> _Task objective_:
Pick out all lines of the entries that include the word "rank" and copy them.

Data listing
- - - - -

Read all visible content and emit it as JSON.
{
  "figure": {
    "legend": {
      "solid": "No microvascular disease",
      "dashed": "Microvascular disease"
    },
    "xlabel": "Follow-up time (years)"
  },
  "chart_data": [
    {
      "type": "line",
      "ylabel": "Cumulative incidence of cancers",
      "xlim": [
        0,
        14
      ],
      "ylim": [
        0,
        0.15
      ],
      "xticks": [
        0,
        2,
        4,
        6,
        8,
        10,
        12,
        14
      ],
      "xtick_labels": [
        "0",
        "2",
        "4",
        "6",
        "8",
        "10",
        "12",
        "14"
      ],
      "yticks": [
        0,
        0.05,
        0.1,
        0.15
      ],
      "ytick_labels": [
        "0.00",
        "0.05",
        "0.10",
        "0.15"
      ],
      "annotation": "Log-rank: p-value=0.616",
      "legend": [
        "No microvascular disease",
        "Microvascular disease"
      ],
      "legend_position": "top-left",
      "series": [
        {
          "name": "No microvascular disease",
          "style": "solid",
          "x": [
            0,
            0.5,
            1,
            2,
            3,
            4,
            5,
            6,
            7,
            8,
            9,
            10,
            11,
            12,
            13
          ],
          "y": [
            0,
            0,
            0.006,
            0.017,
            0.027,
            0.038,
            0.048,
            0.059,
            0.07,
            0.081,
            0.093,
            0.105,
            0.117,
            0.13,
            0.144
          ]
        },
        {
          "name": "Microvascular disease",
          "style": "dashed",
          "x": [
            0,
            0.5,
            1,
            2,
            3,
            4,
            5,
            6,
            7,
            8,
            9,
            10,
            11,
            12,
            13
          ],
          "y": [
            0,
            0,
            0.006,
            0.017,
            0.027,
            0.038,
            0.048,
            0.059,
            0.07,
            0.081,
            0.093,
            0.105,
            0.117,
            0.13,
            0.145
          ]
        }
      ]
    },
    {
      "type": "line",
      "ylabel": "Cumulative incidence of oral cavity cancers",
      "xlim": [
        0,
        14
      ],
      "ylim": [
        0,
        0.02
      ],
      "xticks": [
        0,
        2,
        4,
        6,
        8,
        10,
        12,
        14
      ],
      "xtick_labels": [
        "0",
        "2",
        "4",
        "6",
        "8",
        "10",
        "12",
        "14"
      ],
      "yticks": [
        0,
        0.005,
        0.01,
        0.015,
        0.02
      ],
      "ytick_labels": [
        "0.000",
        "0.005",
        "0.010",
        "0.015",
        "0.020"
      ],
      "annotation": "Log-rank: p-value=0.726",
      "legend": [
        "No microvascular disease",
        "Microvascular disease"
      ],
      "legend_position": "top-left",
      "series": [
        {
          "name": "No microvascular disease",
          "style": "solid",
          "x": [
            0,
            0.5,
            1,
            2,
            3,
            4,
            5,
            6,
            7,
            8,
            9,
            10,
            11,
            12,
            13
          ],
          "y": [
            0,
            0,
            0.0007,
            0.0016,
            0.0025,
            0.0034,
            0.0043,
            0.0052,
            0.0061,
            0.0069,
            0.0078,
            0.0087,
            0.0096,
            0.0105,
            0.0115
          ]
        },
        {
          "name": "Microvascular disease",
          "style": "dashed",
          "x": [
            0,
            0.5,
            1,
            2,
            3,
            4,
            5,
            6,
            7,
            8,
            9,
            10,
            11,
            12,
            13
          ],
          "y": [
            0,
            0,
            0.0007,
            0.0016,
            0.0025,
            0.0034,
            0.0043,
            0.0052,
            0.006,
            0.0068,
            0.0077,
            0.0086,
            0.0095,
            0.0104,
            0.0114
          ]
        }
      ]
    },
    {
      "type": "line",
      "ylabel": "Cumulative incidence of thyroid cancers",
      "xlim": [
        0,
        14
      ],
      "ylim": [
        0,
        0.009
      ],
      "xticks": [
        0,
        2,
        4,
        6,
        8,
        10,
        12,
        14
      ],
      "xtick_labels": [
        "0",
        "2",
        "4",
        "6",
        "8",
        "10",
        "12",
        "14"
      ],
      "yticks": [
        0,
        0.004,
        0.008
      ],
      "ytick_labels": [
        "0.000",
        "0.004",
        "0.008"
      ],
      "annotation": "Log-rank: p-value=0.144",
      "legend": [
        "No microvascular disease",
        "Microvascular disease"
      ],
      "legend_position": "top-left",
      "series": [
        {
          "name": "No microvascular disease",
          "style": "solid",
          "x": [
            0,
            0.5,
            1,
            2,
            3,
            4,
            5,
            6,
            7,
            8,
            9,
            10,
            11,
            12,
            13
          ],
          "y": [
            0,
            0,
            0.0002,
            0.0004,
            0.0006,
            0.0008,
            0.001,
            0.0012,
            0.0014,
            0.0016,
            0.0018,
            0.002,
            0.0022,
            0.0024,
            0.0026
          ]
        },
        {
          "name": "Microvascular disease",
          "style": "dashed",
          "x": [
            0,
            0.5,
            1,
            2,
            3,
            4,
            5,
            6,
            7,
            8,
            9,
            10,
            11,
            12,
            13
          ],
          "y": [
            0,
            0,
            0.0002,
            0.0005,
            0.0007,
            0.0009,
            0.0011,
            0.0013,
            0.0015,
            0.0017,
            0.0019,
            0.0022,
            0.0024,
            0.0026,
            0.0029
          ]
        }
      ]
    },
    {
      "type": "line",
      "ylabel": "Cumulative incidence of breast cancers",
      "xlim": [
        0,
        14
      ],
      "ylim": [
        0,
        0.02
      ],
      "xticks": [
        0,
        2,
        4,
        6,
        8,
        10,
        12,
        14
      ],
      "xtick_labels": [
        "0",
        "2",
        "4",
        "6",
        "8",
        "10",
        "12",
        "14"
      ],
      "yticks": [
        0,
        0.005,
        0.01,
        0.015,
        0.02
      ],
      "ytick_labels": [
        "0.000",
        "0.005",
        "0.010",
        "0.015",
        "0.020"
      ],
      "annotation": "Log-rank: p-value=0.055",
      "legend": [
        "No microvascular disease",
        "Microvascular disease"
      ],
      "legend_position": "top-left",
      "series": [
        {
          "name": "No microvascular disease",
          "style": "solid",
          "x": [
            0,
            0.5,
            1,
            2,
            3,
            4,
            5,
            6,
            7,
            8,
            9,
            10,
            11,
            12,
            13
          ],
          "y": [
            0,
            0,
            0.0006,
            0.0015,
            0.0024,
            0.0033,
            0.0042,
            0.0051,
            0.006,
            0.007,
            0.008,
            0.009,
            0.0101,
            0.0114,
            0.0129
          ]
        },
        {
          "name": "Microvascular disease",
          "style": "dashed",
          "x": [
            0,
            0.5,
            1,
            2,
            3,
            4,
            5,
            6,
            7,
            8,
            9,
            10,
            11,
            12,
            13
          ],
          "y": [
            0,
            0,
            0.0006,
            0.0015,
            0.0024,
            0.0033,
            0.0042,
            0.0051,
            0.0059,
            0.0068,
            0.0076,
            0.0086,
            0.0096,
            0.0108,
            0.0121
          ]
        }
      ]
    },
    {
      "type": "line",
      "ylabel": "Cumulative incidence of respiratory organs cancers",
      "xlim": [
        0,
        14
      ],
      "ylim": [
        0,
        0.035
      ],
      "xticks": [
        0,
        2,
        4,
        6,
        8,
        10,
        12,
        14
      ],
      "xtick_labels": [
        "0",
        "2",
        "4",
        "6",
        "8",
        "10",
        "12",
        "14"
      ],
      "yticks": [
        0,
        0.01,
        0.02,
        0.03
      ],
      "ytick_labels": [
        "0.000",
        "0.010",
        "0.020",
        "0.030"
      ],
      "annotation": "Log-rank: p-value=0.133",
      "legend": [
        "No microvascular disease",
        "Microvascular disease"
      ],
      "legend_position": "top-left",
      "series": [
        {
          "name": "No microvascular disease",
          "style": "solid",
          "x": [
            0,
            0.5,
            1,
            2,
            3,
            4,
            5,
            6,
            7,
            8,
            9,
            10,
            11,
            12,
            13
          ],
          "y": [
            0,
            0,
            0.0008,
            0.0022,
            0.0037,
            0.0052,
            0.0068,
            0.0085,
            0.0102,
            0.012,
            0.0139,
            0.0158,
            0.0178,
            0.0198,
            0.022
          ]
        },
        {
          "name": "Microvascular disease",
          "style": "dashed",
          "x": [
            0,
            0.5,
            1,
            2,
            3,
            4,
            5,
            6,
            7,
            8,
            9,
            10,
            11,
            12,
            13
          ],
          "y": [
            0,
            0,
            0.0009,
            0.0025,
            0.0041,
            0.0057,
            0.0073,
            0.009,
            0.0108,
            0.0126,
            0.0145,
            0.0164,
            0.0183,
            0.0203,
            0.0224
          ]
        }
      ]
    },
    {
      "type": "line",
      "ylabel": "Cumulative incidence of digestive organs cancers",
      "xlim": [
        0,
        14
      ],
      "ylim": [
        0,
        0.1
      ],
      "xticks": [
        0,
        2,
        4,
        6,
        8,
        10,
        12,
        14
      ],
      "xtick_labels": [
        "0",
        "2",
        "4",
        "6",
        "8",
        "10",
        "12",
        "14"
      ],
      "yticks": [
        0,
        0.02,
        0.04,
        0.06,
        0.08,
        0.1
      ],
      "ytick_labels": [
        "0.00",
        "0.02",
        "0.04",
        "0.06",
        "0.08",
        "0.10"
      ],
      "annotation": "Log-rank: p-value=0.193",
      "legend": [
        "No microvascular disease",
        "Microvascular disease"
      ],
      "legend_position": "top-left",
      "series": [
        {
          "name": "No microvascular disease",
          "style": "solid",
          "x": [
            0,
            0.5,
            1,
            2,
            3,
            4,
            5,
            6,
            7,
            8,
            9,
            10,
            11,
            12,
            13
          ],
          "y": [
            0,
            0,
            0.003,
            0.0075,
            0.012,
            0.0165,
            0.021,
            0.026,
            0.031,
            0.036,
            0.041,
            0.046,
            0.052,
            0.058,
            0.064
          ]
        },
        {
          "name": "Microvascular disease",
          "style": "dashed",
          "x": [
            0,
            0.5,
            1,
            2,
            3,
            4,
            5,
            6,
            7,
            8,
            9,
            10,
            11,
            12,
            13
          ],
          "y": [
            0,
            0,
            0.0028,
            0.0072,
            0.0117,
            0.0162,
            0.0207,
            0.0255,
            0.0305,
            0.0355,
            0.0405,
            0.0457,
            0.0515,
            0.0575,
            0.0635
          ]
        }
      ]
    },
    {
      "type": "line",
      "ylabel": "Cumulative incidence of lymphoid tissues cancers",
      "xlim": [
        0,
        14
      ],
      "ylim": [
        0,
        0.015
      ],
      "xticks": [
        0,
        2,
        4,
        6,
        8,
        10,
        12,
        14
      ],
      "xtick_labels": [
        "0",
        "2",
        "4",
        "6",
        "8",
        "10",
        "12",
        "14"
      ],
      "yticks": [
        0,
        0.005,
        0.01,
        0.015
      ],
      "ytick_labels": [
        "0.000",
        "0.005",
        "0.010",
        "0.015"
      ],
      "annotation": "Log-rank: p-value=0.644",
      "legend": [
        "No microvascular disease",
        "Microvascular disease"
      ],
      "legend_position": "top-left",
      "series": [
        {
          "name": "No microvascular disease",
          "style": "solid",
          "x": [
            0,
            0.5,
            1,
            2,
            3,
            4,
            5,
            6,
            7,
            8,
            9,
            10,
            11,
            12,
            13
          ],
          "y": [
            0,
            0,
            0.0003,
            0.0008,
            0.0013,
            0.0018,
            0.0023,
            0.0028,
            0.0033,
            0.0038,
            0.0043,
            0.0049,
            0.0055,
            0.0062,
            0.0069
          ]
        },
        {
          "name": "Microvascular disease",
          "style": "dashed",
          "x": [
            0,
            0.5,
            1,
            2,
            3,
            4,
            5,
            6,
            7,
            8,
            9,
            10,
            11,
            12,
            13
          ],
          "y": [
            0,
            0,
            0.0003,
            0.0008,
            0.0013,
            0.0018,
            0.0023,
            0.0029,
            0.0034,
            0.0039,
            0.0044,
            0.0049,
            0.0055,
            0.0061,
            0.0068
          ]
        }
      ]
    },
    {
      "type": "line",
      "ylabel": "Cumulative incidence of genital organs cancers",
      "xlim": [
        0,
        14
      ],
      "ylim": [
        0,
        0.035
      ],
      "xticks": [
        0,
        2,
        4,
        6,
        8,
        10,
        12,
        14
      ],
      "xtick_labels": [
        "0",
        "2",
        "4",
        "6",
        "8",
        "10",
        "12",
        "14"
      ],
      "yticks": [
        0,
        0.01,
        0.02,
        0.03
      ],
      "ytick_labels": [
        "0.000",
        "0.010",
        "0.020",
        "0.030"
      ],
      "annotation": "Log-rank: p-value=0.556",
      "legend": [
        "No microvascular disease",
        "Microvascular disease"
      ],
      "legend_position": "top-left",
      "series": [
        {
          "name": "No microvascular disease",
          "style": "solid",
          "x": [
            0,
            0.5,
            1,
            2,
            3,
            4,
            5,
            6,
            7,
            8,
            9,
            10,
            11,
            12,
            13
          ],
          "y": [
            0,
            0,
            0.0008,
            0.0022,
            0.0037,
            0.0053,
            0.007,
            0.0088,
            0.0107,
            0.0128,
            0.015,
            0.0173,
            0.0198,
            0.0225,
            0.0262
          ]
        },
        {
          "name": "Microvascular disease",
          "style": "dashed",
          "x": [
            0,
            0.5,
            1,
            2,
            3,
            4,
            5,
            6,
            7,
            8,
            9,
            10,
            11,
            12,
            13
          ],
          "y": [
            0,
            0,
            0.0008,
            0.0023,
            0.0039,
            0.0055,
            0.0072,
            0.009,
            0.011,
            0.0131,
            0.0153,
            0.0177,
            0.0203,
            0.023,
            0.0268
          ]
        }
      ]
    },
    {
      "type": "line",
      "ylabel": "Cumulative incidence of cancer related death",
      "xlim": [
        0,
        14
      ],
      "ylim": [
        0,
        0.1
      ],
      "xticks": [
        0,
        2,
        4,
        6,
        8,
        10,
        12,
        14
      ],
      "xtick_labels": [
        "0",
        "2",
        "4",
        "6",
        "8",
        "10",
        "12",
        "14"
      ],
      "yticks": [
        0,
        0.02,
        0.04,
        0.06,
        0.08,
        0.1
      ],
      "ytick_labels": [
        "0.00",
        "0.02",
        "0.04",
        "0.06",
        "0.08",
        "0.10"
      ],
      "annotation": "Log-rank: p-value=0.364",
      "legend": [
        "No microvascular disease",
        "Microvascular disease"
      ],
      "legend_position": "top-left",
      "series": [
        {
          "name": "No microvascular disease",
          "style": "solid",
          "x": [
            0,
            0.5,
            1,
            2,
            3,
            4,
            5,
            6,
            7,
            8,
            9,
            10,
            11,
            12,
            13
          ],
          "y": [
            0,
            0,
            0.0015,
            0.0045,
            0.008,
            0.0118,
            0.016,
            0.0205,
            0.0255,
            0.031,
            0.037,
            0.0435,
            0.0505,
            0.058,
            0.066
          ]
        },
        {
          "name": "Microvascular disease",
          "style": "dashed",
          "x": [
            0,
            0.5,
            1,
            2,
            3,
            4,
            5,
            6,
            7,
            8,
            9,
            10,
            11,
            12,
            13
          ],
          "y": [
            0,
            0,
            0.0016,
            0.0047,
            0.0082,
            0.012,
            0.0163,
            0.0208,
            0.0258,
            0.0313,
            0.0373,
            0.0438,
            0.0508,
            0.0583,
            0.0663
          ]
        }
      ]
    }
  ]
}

- - - - -

> _Result of this task_:
      "annotation": "Log-rank: p-value=0.616",
      "annotation": "Log-rank: p-value=0.726",
      "annotation": "Log-rank: p-value=0.144",
      "annotation": "Log-rank: p-value=0.055",
      "annotation": "Log-rank: p-value=0.133",
      "annotation": "Log-rank: p-value=0.193",
      "annotation": "Log-rank: p-value=0.644",
      "annotation": "Log-rank: p-value=0.556",
      "annotation": "Log-rank: p-value=0.364",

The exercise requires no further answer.